-- START --

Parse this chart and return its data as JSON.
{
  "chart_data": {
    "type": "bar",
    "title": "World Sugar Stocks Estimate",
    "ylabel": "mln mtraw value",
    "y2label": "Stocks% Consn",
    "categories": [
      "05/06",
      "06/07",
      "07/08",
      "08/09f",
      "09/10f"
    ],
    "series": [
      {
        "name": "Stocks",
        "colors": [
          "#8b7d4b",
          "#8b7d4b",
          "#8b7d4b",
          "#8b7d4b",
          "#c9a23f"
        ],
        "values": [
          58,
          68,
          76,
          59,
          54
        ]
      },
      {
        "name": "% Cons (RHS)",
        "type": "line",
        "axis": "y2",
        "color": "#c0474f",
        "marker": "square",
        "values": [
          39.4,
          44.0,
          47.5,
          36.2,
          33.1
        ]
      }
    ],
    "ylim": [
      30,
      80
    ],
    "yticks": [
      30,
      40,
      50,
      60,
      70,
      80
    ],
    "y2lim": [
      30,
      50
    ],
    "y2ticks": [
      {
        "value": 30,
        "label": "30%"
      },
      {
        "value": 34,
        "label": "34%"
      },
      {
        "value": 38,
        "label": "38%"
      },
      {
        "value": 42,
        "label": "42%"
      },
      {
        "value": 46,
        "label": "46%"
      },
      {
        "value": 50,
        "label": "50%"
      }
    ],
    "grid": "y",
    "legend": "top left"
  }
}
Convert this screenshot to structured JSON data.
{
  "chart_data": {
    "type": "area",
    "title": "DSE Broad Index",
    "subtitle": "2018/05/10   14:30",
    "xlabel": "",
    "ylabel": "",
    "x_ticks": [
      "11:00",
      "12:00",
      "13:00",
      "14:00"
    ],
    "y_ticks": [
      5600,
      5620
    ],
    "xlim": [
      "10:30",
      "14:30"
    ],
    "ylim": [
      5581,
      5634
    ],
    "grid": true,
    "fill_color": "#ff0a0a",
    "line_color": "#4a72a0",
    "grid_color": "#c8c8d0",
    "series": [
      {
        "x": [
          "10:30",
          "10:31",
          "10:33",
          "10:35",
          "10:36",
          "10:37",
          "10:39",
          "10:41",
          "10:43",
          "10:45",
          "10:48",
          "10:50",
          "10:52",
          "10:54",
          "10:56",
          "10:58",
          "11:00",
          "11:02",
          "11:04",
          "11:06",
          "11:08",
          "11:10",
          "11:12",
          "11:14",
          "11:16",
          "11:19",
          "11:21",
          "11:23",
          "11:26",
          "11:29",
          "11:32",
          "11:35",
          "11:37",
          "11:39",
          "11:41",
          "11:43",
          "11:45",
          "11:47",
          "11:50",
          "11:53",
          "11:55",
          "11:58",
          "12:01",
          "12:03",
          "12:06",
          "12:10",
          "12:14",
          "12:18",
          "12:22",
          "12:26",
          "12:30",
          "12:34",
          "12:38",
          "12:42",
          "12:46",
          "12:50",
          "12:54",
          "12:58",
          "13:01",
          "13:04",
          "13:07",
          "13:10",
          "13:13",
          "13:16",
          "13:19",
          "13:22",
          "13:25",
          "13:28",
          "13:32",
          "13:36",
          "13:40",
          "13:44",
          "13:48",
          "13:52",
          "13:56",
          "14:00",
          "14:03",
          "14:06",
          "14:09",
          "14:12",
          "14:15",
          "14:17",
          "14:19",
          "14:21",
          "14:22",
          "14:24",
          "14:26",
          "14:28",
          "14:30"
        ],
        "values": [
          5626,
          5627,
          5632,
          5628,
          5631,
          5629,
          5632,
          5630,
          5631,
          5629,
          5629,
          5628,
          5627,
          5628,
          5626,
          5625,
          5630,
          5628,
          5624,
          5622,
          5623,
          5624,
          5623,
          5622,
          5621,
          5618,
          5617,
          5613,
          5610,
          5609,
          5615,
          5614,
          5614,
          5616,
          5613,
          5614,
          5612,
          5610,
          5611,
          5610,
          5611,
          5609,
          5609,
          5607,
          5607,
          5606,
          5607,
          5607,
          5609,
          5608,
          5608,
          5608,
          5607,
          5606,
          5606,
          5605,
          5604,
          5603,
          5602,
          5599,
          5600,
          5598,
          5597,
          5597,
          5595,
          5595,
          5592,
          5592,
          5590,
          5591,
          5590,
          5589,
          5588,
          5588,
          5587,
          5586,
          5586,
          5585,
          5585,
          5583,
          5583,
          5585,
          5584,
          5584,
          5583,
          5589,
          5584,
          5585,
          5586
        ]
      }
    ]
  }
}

-- END --

→ Problem details:
Output the whole listing above again, word for word.

→ Solution for this task:
Parse this chart and return its data as JSON.
{
  "chart_data": {
    "type": "bar",
    "title": "World Sugar Stocks Estimate",
    "ylabel": "mln mtraw value",
    "y2label": "Stocks% Consn",
    "categories": [
      "05/06",
      "06/07",
      "07/08",
      "08/09f",
      "09/10f"
    ],
    "series": [
      {
        "name": "Stocks",
        "colors": [
          "#8b7d4b",
          "#8b7d4b",
          "#8b7d4b",
          "#8b7d4b",
          "#c9a23f"
        ],
        "values": [
          58,
          68,
          76,
          59,
          54
        ]
      },
      {
        "name": "% Cons (RHS)",
        "type": "line",
        "axis": "y2",
        "color": "#c0474f",
        "marker": "square",
        "values": [
          39.4,
          44.0,
          47.5,
          36.2,
          33.1
        ]
      }
    ],
    "ylim": [
      30,
      80
    ],
    "yticks": [
      30,
      40,
      50,
      60,
      70,
      80
    ],
    "y2lim": [
      30,
      50
    ],
    "y2ticks": [
      {
        "value": 30,
        "label": "30%"
      },
      {
        "value": 34,
        "label": "34%"
      },
      {
        "value": 38,
        "label": "38%"
      },
      {
        "value": 42,
        "label": "42%"
      },
      {
        "value": 46,
        "label": "46%"
      },
      {
        "value": 50,
        "label": "50%"
      }
    ],
    "grid": "y",
    "legend": "top left"
  }
}
Convert this screenshot to structured JSON data.
{
  "chart_data": {
    "type": "area",
    "title": "DSE Broad Index",
    "subtitle": "2018/05/10   14:30",
    "xlabel": "",
    "ylabel": "",
    "x_ticks": [
      "11:00",
      "12:00",
      "13:00",
      "14:00"
    ],
    "y_ticks": [
      5600,
      5620
    ],
    "xlim": [
      "10:30",
      "14:30"
    ],
    "ylim": [
      5581,
      5634
    ],
    "grid": true,
    "fill_color": "#ff0a0a",
    "line_color": "#4a72a0",
    "grid_color": "#c8c8d0",
    "series": [
      {
        "x": [
          "10:30",
          "10:31",
          "10:33",
          "10:35",
          "10:36",
          "10:37",
          "10:39",
          "10:41",
          "10:43",
          "10:45",
          "10:48",
          "10:50",
          "10:52",
          "10:54",
          "10:56",
          "10:58",
          "11:00",
          "11:02",
          "11:04",
          "11:06",
          "11:08",
          "11:10",
          "11:12",
          "11:14",
          "11:16",
          "11:19",
          "11:21",
          "11:23",
          "11:26",
          "11:29",
          "11:32",
          "11:35",
          "11:37",
          "11:39",
          "11:41",
          "11:43",
          "11:45",
          "11:47",
          "11:50",
          "11:53",
          "11:55",
          "11:58",
          "12:01",
          "12:03",
          "12:06",
          "12:10",
          "12:14",
          "12:18",
          "12:22",
          "12:26",
          "12:30",
          "12:34",
          "12:38",
          "12:42",
          "12:46",
          "12:50",
          "12:54",
          "12:58",
          "13:01",
          "13:04",
          "13:07",
          "13:10",
          "13:13",
          "13:16",
          "13:19",
          "13:22",
          "13:25",
          "13:28",
          "13:32",
          "13:36",
          "13:40",
          "13:44",
          "13:48",
          "13:52",
          "13:56",
          "14:00",
          "14:03",
          "14:06",
          "14:09",
          "14:12",
          "14:15",
          "14:17",
          "14:19",
          "14:21",
          "14:22",
          "14:24",
          "14:26",
          "14:28",
          "14:30"
        ],
        "values": [
          5626,
          5627,
          5632,
          5628,
          5631,
          5629,
          5632,
          5630,
          5631,
          5629,
          5629,
          5628,
          5627,
          5628,
          5626,
          5625,
          5630,
          5628,
          5624,
          5622,
          5623,
          5624,
          5623,
          5622,
          5621,
          5618,
          5617,
          5613,
          5610,
          5609,
          5615,
          5614,
          5614,
          5616,
          5613,
          5614,
          5612,
          5610,
          5611,
          5610,
          5611,
          5609,
          5609,
          5607,
          5607,
          5606,
          5607,
          5607,
          5609,
          5608,
          5608,
          5608,
          5607,
          5606,
          5606,
          5605,
          5604,
          5603,
          5602,
          5599,
          5600,
          5598,
          5597,
          5597,
          5595,
          5595,
          5592,
          5592,
          5590,
          5591,
          5590,
          5589,
          5588,
          5588,
          5587,
          5586,
          5586,
          5585,
          5585,
          5583,
          5583,
          5585,
          5584,
          5584,
          5583,
          5589,
          5584,
          5585,
          5586
        ]
      }
    ]
  }
}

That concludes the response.